**Work to complete**: Omit the images, then output each of the records below exactly.

⟨

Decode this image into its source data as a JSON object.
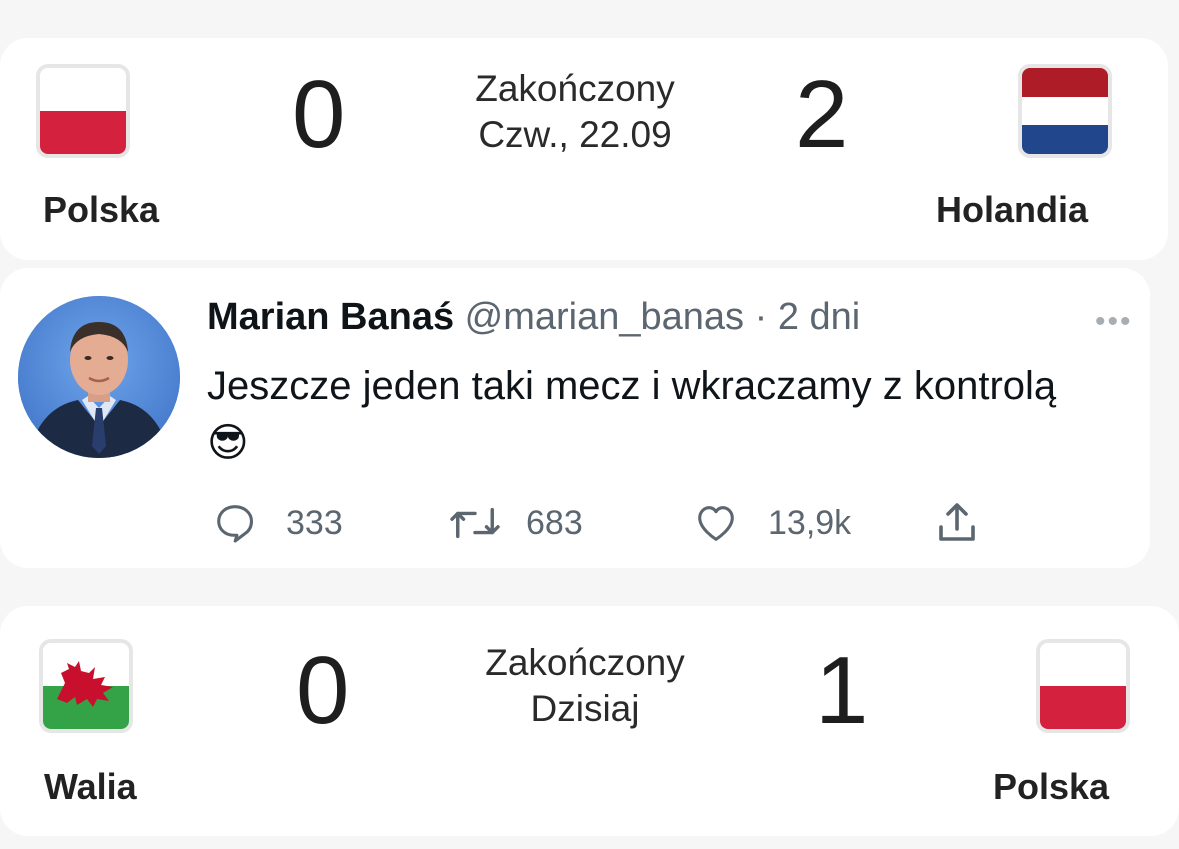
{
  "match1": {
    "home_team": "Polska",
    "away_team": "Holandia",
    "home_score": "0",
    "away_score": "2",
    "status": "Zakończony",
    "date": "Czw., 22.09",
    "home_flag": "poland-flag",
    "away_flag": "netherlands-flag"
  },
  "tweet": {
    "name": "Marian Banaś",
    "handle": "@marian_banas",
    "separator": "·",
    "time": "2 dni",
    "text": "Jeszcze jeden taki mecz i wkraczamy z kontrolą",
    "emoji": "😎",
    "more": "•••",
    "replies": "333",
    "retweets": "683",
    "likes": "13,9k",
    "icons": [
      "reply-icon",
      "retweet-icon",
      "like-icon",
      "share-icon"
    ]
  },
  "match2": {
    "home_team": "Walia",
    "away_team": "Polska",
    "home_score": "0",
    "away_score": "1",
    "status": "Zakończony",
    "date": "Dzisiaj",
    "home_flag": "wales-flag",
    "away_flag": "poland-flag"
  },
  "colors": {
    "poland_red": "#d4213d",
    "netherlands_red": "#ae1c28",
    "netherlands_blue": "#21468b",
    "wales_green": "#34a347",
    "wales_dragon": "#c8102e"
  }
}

⟩

**Problem solution**:
Decode this image into its source data as a JSON object.
{
  "match1": {
    "home_team": "Polska",
    "away_team": "Holandia",
    "home_score": "0",
    "away_score": "2",
    "status": "Zakończony",
    "date": "Czw., 22.09",
    "home_flag": "poland-flag",
    "away_flag": "netherlands-flag"
  },
  "tweet": {
    "name": "Marian Banaś",
    "handle": "@marian_banas",
    "separator": "·",
    "time": "2 dni",
    "text": "Jeszcze jeden taki mecz i wkraczamy z kontrolą",
    "emoji": "😎",
    "more": "•••",
    "replies": "333",
    "retweets": "683",
    "likes": "13,9k",
    "icons": [
      "reply-icon",
      "retweet-icon",
      "like-icon",
      "share-icon"
    ]
  },
  "match2": {
    "home_team": "Walia",
    "away_team": "Polska",
    "home_score": "0",
    "away_score": "1",
    "status": "Zakończony",
    "date": "Dzisiaj",
    "home_flag": "wales-flag",
    "away_flag": "poland-flag"
  },
  "colors": {
    "poland_red": "#d4213d",
    "netherlands_red": "#ae1c28",
    "netherlands_blue": "#21468b",
    "wales_green": "#34a347",
    "wales_dragon": "#c8102e"
  }
}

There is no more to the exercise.